◆ Supplied data ◆

===============

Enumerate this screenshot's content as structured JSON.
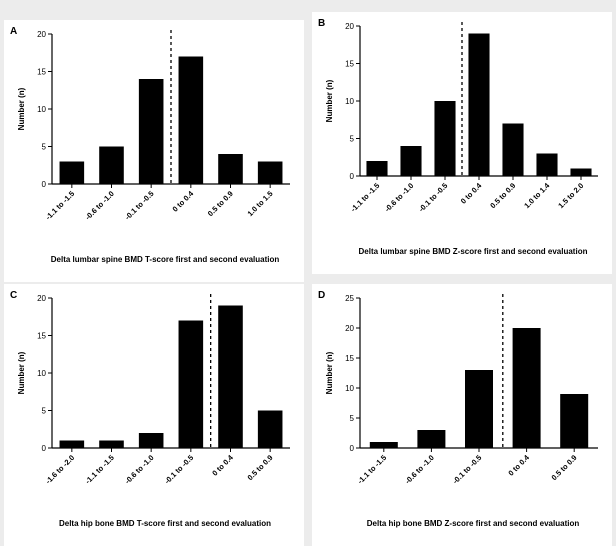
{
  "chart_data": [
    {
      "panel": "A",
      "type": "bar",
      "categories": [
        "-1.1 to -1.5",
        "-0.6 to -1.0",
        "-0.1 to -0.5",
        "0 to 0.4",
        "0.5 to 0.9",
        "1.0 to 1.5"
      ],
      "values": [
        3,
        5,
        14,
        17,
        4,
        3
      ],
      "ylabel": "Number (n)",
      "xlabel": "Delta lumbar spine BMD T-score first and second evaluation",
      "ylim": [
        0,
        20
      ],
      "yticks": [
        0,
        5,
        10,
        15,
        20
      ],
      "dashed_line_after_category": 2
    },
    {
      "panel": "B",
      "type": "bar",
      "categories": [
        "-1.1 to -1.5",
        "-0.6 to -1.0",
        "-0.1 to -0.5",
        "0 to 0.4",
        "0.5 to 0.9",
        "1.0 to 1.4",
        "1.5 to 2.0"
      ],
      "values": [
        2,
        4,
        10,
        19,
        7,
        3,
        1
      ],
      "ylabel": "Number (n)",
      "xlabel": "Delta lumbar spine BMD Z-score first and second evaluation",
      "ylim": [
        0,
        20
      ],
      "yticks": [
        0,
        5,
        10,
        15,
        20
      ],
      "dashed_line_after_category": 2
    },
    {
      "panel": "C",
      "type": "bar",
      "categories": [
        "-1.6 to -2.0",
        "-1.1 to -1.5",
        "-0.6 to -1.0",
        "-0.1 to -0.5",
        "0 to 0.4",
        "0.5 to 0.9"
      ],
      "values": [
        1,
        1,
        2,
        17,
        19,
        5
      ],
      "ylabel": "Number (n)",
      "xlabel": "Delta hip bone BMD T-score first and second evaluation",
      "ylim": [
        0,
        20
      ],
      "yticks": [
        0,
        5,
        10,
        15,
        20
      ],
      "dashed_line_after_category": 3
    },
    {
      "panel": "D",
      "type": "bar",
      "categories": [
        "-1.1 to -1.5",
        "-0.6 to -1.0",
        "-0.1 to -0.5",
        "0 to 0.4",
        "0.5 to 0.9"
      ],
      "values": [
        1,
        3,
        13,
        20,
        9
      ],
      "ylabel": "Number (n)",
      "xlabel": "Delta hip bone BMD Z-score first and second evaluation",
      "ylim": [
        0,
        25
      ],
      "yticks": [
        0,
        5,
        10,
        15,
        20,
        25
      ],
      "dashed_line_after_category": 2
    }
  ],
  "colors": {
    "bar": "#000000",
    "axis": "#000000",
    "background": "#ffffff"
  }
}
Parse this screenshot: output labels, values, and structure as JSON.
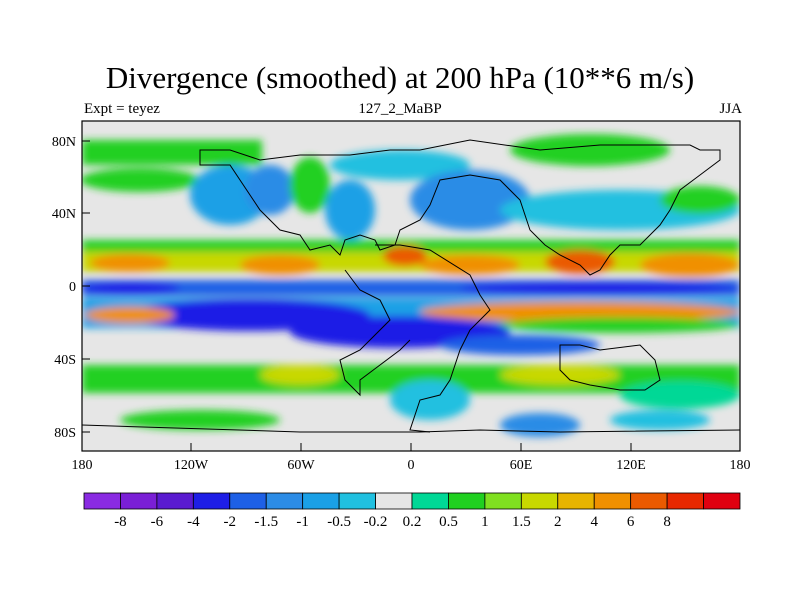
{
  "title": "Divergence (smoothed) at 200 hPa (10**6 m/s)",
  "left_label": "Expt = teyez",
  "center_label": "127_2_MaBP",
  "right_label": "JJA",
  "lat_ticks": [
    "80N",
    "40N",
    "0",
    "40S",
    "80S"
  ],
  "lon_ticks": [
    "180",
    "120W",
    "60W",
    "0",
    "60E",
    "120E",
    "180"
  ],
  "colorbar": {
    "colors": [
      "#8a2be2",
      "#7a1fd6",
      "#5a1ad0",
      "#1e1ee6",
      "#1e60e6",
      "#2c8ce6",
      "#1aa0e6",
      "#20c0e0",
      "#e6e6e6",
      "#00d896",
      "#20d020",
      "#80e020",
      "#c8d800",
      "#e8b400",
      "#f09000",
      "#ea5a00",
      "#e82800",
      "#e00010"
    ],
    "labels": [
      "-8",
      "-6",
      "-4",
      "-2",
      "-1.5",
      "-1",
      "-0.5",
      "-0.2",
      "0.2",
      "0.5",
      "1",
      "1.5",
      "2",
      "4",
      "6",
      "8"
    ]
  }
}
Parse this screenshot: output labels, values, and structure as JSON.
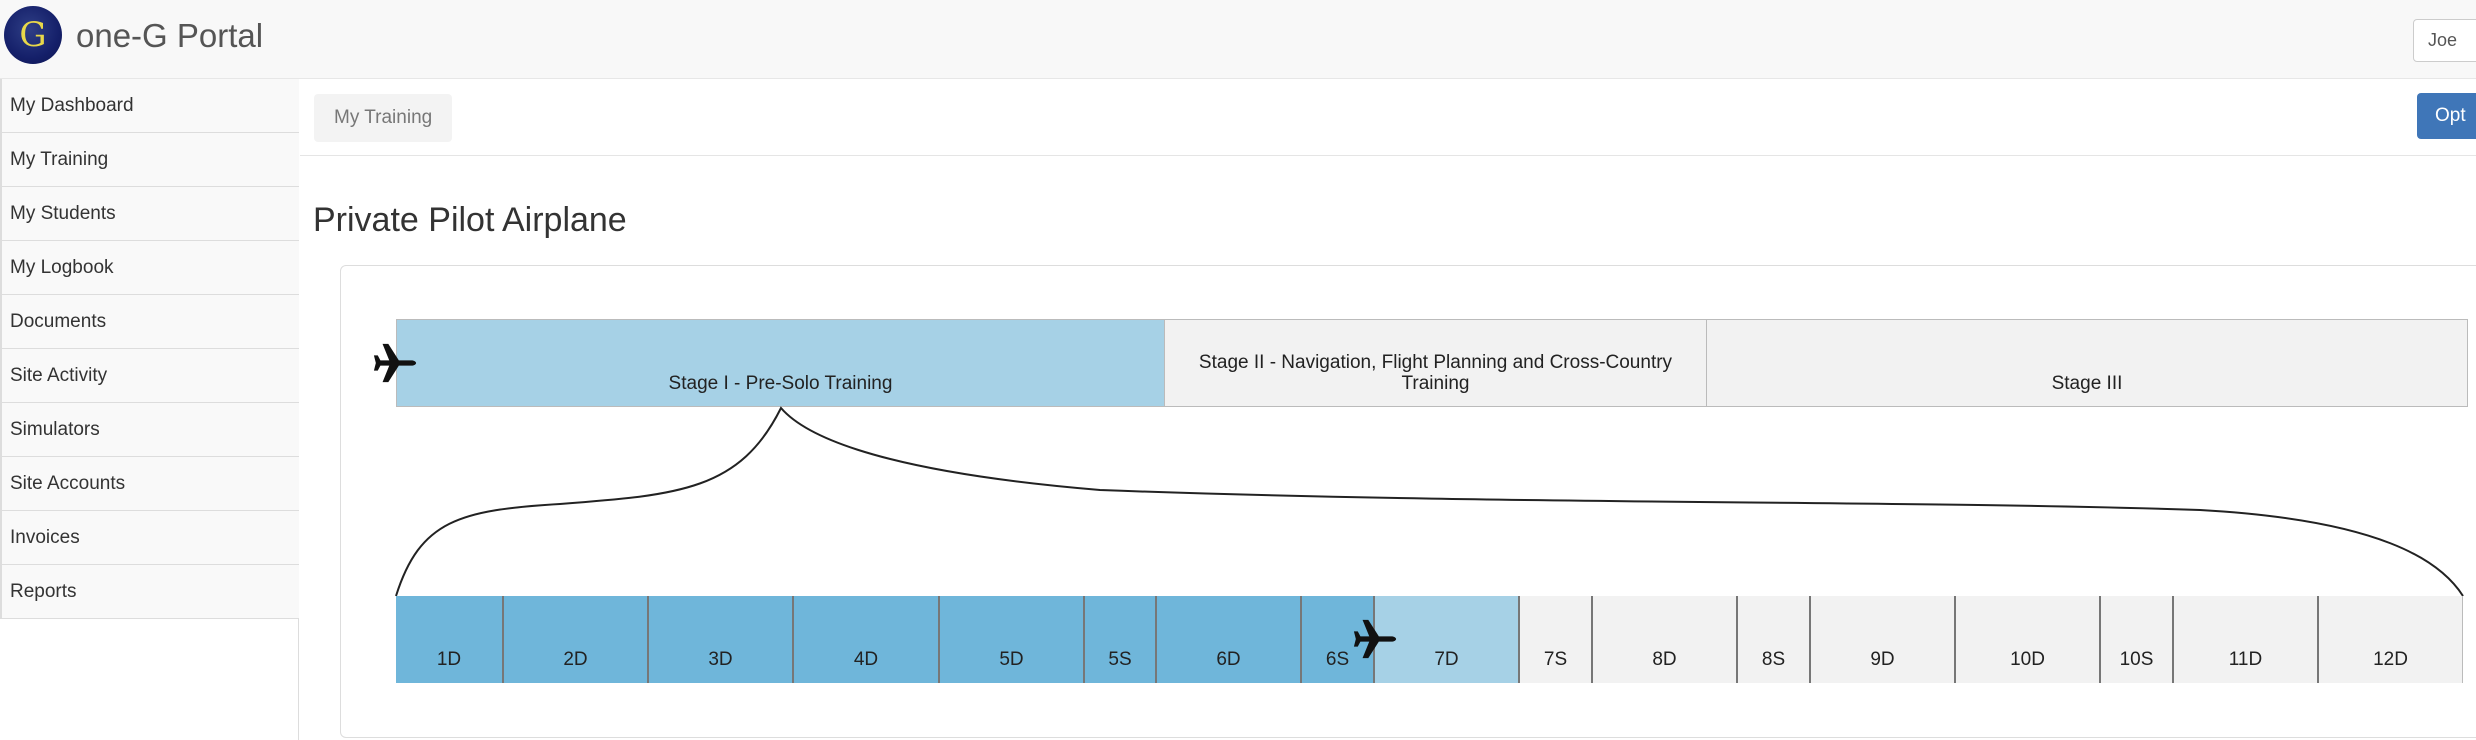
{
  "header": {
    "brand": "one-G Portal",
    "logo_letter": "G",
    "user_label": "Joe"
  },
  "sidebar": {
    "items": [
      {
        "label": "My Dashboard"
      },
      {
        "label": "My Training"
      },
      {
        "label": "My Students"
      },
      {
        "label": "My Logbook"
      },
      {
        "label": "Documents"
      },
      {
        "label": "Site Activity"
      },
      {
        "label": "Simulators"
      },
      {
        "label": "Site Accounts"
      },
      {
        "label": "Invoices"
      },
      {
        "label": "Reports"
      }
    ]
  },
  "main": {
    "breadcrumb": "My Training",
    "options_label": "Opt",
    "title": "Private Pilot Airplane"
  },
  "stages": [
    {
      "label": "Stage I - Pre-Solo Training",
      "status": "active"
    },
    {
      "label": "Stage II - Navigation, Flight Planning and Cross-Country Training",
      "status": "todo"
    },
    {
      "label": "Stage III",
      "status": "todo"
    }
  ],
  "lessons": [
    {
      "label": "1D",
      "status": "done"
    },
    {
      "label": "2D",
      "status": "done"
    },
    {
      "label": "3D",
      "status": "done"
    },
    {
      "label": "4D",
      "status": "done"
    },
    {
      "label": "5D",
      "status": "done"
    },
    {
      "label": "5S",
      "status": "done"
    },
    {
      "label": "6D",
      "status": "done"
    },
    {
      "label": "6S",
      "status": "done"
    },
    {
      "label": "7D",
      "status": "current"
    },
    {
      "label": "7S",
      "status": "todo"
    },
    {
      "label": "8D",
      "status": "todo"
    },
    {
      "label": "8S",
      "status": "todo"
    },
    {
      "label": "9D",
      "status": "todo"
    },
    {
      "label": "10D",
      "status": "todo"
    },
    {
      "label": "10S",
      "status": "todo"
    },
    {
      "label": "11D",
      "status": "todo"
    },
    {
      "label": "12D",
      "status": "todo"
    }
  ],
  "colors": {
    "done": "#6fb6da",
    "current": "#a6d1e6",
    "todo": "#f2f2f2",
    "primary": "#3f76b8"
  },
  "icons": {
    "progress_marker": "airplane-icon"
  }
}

===============

◆ What is required ◆
Copy every line of the records above that contains "first".

◆ Full solution ◆
      "xlabel": "Delta lumbar spine BMD T-score first and second evaluation",
      "xlabel": "Delta lumbar spine BMD Z-score first and second evaluation",
      "xlabel": "Delta hip bone BMD T-score first and second evaluation",
      "xlabel": "Delta hip bone BMD Z-score first and second evaluation",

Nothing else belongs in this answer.